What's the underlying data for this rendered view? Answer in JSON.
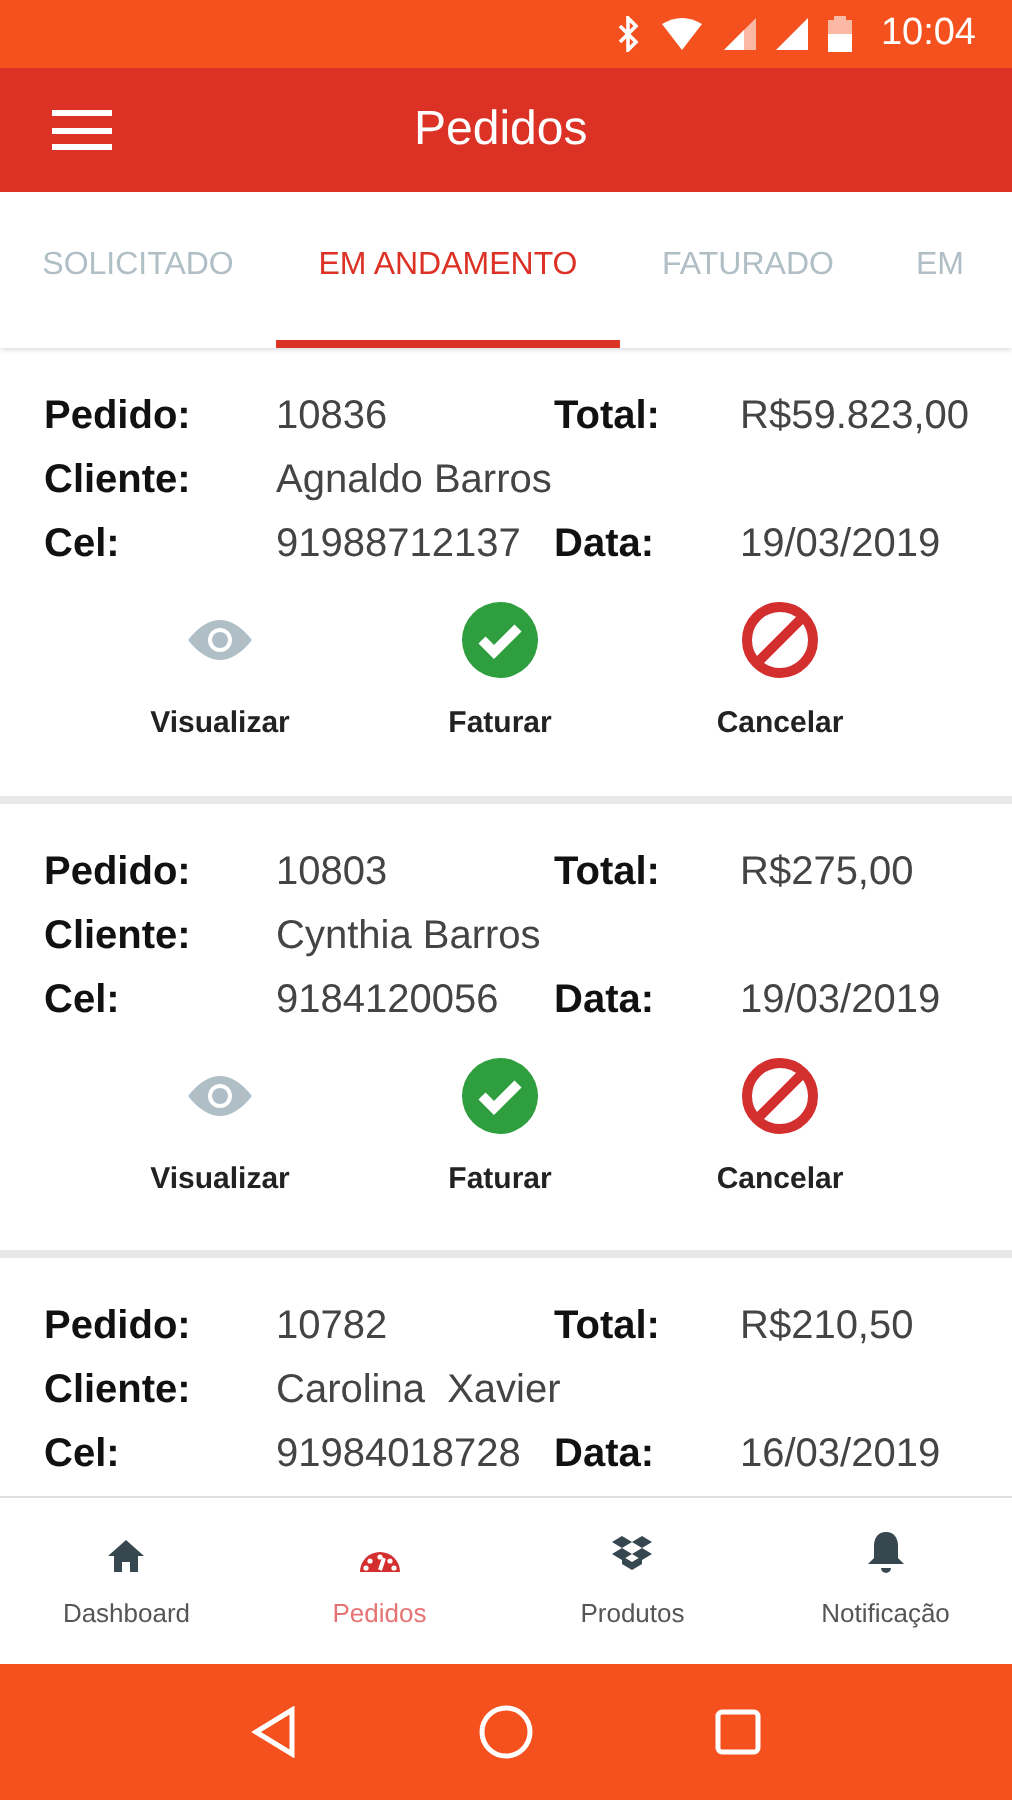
{
  "status_bar": {
    "time": "10:04"
  },
  "toolbar": {
    "title": "Pedidos"
  },
  "tabs": [
    {
      "label": "SOLICITADO",
      "selected": false
    },
    {
      "label": "EM ANDAMENTO",
      "selected": true
    },
    {
      "label": "FATURADO",
      "selected": false
    },
    {
      "label": "EM",
      "selected": false
    }
  ],
  "orders": [
    {
      "rows": [
        [
          {
            "label": "Pedido:",
            "value": "10836"
          },
          {
            "label": "Total:",
            "value": "R$59.823,00"
          }
        ],
        [
          {
            "label": "Cliente:",
            "value": "Agnaldo Barros"
          }
        ],
        [
          {
            "label": "Cel:",
            "value": "91988712137"
          },
          {
            "label": "Data:",
            "value": "19/03/2019"
          }
        ]
      ],
      "actions": [
        {
          "kind": "view",
          "label": "Visualizar"
        },
        {
          "kind": "invoice",
          "label": "Faturar"
        },
        {
          "kind": "cancel",
          "label": "Cancelar"
        }
      ]
    },
    {
      "rows": [
        [
          {
            "label": "Pedido:",
            "value": "10803"
          },
          {
            "label": "Total:",
            "value": "R$275,00"
          }
        ],
        [
          {
            "label": "Cliente:",
            "value": "Cynthia Barros"
          }
        ],
        [
          {
            "label": "Cel:",
            "value": "9184120056"
          },
          {
            "label": "Data:",
            "value": "19/03/2019"
          }
        ]
      ],
      "actions": [
        {
          "kind": "view",
          "label": "Visualizar"
        },
        {
          "kind": "invoice",
          "label": "Faturar"
        },
        {
          "kind": "cancel",
          "label": "Cancelar"
        }
      ]
    },
    {
      "rows": [
        [
          {
            "label": "Pedido:",
            "value": "10782"
          },
          {
            "label": "Total:",
            "value": "R$210,50"
          }
        ],
        [
          {
            "label": "Cliente:",
            "value": "Carolina  Xavier"
          }
        ],
        [
          {
            "label": "Cel:",
            "value": "91984018728"
          },
          {
            "label": "Data:",
            "value": "16/03/2019"
          }
        ]
      ]
    }
  ],
  "bottom_nav": [
    {
      "kind": "home",
      "label": "Dashboard",
      "selected": false
    },
    {
      "kind": "gauge",
      "label": "Pedidos",
      "selected": true
    },
    {
      "kind": "boxes",
      "label": "Produtos",
      "selected": false
    },
    {
      "kind": "bell",
      "label": "Notificação",
      "selected": false
    }
  ]
}
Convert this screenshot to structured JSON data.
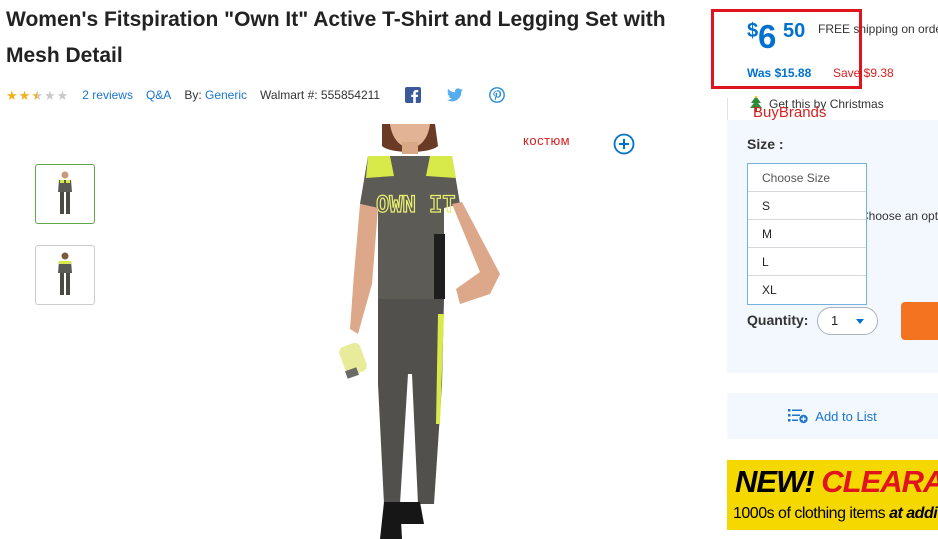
{
  "product": {
    "title": "Women's Fitspiration \"Own It\" Active T-Shirt and Legging Set with Mesh Detail",
    "rating": 2.5,
    "rating_max": 5,
    "reviews_label": "2 reviews",
    "qa_label": "Q&A",
    "by_label": "By:",
    "brand": "Generic",
    "walmart_id": "Walmart #: 555854211",
    "main_image_caption": "OWN IT"
  },
  "price": {
    "currency": "$",
    "dollars": "6",
    "cents": "50",
    "free_shipping": "FREE shipping on orders",
    "was": "Was $15.88",
    "save": "Save $9.38"
  },
  "overlay": {
    "kostyum": "костюм",
    "buybrands": "BuyBrands",
    "highlight_color": "#e0141e"
  },
  "christmas": {
    "label": "Get this by Christmas",
    "icon": "christmas-tree-icon"
  },
  "size": {
    "label": "Size :",
    "placeholder": "Choose Size",
    "options": [
      "S",
      "M",
      "L",
      "XL"
    ],
    "hidden_prompt": "Choose an option"
  },
  "quantity": {
    "label": "Quantity:",
    "value": "1"
  },
  "actions": {
    "add_to_list": "Add to List"
  },
  "banner": {
    "new_text": "NEW!",
    "clearance_text": "CLEARANCE",
    "sub_text": "1000s of clothing items",
    "sub_emphasis": "at additional"
  },
  "colors": {
    "brand_blue": "#0071ce",
    "link_blue": "#1a75cf",
    "sale_red": "#d62020",
    "star_gold": "#f2b01e",
    "cta_orange": "#f47321",
    "banner_yellow": "#f5d800"
  }
}
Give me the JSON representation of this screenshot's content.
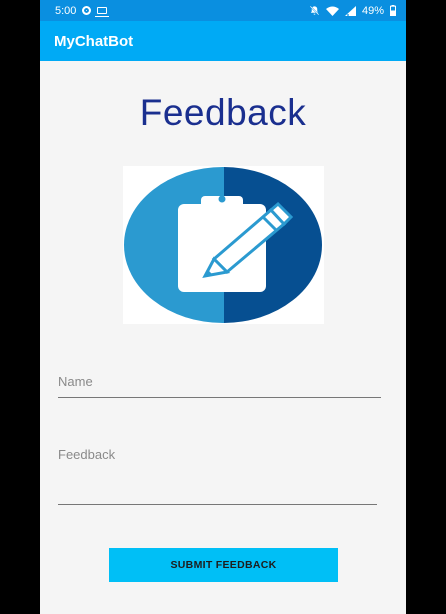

Set problem => Keep the pictures out of the copy and write out the data exactly as it stands.

Response for this exercise =>
What's the underlying data for this rendered view? Answer in JSON.
{
  "status_bar": {
    "time": "10:04"
  },
  "toolbar": {
    "title": "Pedidos"
  },
  "tabs": [
    {
      "label": "SOLICITADO",
      "selected": false
    },
    {
      "label": "EM ANDAMENTO",
      "selected": true
    },
    {
      "label": "FATURADO",
      "selected": false
    },
    {
      "label": "EM",
      "selected": false
    }
  ],
  "orders": [
    {
      "rows": [
        [
          {
            "label": "Pedido:",
            "value": "10836"
          },
          {
            "label": "Total:",
            "value": "R$59.823,00"
          }
        ],
        [
          {
            "label": "Cliente:",
            "value": "Agnaldo Barros"
          }
        ],
        [
          {
            "label": "Cel:",
            "value": "91988712137"
          },
          {
            "label": "Data:",
            "value": "19/03/2019"
          }
        ]
      ],
      "actions": [
        {
          "kind": "view",
          "label": "Visualizar"
        },
        {
          "kind": "invoice",
          "label": "Faturar"
        },
        {
          "kind": "cancel",
          "label": "Cancelar"
        }
      ]
    },
    {
      "rows": [
        [
          {
            "label": "Pedido:",
            "value": "10803"
          },
          {
            "label": "Total:",
            "value": "R$275,00"
          }
        ],
        [
          {
            "label": "Cliente:",
            "value": "Cynthia Barros"
          }
        ],
        [
          {
            "label": "Cel:",
            "value": "9184120056"
          },
          {
            "label": "Data:",
            "value": "19/03/2019"
          }
        ]
      ],
      "actions": [
        {
          "kind": "view",
          "label": "Visualizar"
        },
        {
          "kind": "invoice",
          "label": "Faturar"
        },
        {
          "kind": "cancel",
          "label": "Cancelar"
        }
      ]
    },
    {
      "rows": [
        [
          {
            "label": "Pedido:",
            "value": "10782"
          },
          {
            "label": "Total:",
            "value": "R$210,50"
          }
        ],
        [
          {
            "label": "Cliente:",
            "value": "Carolina  Xavier"
          }
        ],
        [
          {
            "label": "Cel:",
            "value": "91984018728"
          },
          {
            "label": "Data:",
            "value": "16/03/2019"
          }
        ]
      ]
    }
  ],
  "bottom_nav": [
    {
      "kind": "home",
      "label": "Dashboard",
      "selected": false
    },
    {
      "kind": "gauge",
      "label": "Pedidos",
      "selected": true
    },
    {
      "kind": "boxes",
      "label": "Produtos",
      "selected": false
    },
    {
      "kind": "bell",
      "label": "Notificação",
      "selected": false
    }
  ]
}
Convert this screenshot to structured JSON data.
{
  "product": {
    "title": "Women's Fitspiration \"Own It\" Active T-Shirt and Legging Set with Mesh Detail",
    "rating": 2.5,
    "rating_max": 5,
    "reviews_label": "2 reviews",
    "qa_label": "Q&A",
    "by_label": "By:",
    "brand": "Generic",
    "walmart_id": "Walmart #: 555854211",
    "main_image_caption": "OWN IT"
  },
  "price": {
    "currency": "$",
    "dollars": "6",
    "cents": "50",
    "free_shipping": "FREE shipping on orders",
    "was": "Was $15.88",
    "save": "Save $9.38"
  },
  "overlay": {
    "kostyum": "костюм",
    "buybrands": "BuyBrands",
    "highlight_color": "#e0141e"
  },
  "christmas": {
    "label": "Get this by Christmas",
    "icon": "christmas-tree-icon"
  },
  "size": {
    "label": "Size :",
    "placeholder": "Choose Size",
    "options": [
      "S",
      "M",
      "L",
      "XL"
    ],
    "hidden_prompt": "Choose an option"
  },
  "quantity": {
    "label": "Quantity:",
    "value": "1"
  },
  "actions": {
    "add_to_list": "Add to List"
  },
  "banner": {
    "new_text": "NEW!",
    "clearance_text": "CLEARANCE",
    "sub_text": "1000s of clothing items",
    "sub_emphasis": "at additional"
  },
  "colors": {
    "brand_blue": "#0071ce",
    "link_blue": "#1a75cf",
    "sale_red": "#d62020",
    "star_gold": "#f2b01e",
    "cta_orange": "#f47321",
    "banner_yellow": "#f5d800"
  }
}
Give me the JSON representation of this screenshot's content.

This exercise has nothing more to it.